┏━━

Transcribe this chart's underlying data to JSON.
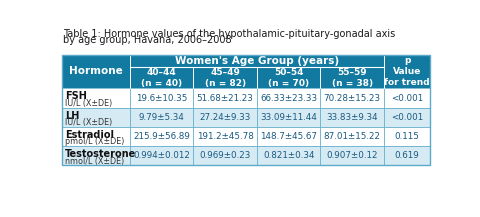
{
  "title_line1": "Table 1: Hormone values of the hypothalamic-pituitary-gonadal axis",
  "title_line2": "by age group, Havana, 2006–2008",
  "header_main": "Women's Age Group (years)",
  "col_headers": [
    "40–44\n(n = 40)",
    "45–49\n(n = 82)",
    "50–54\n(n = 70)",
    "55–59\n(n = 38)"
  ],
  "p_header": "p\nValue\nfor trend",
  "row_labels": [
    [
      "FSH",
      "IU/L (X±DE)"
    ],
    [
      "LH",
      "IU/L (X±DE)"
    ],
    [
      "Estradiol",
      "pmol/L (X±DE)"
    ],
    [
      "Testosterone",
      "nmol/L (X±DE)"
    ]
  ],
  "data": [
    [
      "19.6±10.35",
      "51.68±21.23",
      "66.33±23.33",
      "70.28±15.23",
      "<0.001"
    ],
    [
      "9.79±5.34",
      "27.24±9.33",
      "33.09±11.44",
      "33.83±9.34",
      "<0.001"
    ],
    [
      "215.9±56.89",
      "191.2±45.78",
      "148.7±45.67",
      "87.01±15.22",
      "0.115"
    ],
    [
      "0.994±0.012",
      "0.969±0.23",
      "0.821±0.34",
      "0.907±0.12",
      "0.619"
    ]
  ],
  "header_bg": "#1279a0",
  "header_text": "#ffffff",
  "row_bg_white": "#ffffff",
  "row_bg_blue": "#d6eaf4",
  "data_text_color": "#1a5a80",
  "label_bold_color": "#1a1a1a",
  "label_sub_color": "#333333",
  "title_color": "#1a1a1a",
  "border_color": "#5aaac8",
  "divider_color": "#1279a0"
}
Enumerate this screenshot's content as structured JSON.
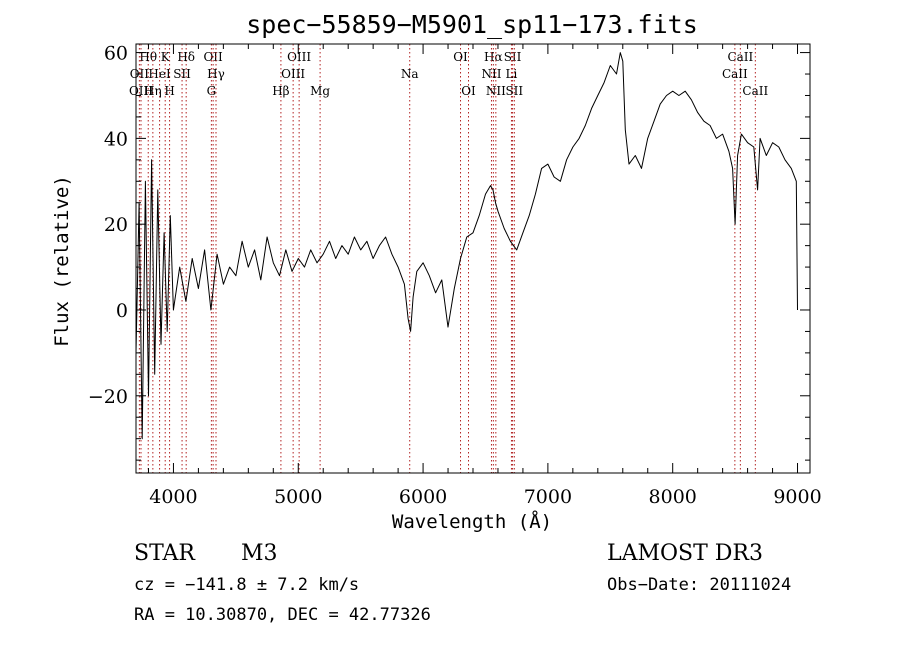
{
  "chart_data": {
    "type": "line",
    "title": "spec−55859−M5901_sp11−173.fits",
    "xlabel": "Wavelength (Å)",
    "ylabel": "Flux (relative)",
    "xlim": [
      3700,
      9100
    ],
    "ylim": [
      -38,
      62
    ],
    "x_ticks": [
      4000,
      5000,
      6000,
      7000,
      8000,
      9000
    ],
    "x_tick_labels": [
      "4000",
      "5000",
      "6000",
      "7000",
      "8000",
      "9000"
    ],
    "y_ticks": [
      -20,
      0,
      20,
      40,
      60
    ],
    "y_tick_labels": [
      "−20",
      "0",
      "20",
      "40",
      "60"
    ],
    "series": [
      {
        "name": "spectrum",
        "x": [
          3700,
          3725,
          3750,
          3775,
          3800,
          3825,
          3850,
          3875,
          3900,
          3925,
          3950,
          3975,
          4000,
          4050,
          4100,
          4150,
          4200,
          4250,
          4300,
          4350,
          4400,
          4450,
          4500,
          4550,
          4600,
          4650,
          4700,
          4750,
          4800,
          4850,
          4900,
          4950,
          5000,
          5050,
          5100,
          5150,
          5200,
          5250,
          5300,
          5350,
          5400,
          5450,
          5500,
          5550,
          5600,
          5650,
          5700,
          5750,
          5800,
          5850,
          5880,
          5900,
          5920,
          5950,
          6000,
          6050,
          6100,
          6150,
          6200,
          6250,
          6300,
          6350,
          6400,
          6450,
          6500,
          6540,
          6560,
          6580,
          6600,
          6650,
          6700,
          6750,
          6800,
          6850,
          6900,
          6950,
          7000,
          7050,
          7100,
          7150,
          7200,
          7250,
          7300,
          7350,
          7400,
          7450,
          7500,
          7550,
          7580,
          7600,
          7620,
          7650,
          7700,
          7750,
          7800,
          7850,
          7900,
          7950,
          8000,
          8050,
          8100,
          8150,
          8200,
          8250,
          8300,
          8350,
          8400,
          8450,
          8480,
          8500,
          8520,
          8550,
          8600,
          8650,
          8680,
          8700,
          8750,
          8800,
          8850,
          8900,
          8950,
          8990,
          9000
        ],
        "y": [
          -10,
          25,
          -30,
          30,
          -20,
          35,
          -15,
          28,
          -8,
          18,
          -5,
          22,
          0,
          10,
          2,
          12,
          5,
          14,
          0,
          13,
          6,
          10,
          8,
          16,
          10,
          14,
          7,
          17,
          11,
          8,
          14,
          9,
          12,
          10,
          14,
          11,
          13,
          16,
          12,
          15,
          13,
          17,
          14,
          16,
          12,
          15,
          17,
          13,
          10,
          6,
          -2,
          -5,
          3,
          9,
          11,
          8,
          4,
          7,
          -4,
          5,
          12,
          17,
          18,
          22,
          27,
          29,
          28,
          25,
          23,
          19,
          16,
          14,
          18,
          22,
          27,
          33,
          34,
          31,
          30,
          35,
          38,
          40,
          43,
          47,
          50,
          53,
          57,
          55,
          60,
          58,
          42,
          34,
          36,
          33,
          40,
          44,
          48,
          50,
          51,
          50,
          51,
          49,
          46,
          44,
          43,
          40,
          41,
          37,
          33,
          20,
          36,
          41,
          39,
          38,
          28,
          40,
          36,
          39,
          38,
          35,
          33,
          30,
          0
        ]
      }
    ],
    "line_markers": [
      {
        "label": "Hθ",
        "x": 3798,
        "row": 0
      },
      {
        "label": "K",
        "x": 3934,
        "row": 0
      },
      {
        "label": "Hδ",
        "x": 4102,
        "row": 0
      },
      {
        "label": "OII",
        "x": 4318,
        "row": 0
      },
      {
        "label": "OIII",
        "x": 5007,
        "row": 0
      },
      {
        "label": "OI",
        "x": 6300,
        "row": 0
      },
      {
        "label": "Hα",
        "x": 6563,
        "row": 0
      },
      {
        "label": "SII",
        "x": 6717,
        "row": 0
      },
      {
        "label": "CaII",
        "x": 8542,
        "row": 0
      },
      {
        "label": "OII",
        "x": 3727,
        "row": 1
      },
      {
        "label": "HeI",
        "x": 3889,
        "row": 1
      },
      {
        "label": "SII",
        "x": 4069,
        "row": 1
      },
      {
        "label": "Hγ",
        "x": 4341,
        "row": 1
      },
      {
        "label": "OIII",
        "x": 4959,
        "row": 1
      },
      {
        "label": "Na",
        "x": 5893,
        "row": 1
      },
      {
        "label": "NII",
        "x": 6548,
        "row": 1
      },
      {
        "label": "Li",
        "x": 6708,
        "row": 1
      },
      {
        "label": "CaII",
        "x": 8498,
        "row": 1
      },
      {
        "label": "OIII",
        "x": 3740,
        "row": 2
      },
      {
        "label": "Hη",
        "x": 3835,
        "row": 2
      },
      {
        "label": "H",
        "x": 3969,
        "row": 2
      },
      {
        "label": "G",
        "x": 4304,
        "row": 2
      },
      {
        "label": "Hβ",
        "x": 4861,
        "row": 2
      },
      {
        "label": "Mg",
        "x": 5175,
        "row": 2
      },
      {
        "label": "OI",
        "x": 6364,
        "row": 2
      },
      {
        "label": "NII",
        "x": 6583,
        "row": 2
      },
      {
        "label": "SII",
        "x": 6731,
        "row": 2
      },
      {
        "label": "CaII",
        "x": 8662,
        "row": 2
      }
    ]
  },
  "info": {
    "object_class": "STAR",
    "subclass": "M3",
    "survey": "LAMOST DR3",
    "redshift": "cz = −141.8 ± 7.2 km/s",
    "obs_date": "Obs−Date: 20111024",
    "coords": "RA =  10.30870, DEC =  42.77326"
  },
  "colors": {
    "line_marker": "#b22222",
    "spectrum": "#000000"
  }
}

┗━━
┏━━

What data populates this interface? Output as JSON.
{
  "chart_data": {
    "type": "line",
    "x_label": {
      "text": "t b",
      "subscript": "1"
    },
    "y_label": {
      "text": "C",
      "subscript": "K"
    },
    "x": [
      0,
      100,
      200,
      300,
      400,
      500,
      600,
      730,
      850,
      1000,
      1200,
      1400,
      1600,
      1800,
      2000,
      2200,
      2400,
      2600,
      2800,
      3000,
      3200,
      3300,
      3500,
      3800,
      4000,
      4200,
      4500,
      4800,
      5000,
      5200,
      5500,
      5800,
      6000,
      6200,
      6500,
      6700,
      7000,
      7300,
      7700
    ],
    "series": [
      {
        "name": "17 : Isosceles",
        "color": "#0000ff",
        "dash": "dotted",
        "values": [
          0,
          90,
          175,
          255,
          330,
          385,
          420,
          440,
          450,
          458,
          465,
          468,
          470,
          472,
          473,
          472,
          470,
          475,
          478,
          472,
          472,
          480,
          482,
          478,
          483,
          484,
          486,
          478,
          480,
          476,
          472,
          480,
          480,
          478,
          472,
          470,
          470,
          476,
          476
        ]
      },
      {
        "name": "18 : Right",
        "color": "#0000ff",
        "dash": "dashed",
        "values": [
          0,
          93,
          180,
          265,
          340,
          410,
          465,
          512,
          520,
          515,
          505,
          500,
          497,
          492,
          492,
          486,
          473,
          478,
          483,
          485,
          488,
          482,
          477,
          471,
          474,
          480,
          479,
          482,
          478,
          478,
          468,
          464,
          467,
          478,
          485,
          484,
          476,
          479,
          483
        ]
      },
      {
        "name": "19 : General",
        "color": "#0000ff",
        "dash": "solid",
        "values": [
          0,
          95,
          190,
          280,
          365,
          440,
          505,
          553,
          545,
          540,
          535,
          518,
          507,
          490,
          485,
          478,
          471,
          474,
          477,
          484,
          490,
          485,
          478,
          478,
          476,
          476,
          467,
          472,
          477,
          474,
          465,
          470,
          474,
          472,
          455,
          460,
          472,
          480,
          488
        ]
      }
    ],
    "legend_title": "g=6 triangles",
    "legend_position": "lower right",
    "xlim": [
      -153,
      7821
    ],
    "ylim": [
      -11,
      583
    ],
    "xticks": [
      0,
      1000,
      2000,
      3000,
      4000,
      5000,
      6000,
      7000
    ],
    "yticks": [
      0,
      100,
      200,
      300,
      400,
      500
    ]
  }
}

┗━━

■ Task instructions
Search the material above for "this". Pull out each line where it shows up.

■ Task output
Transcribe this chart's underlying data to JSON.
Enumerate this screenshot's content as structured JSON.
What data populates this interface? Output as JSON.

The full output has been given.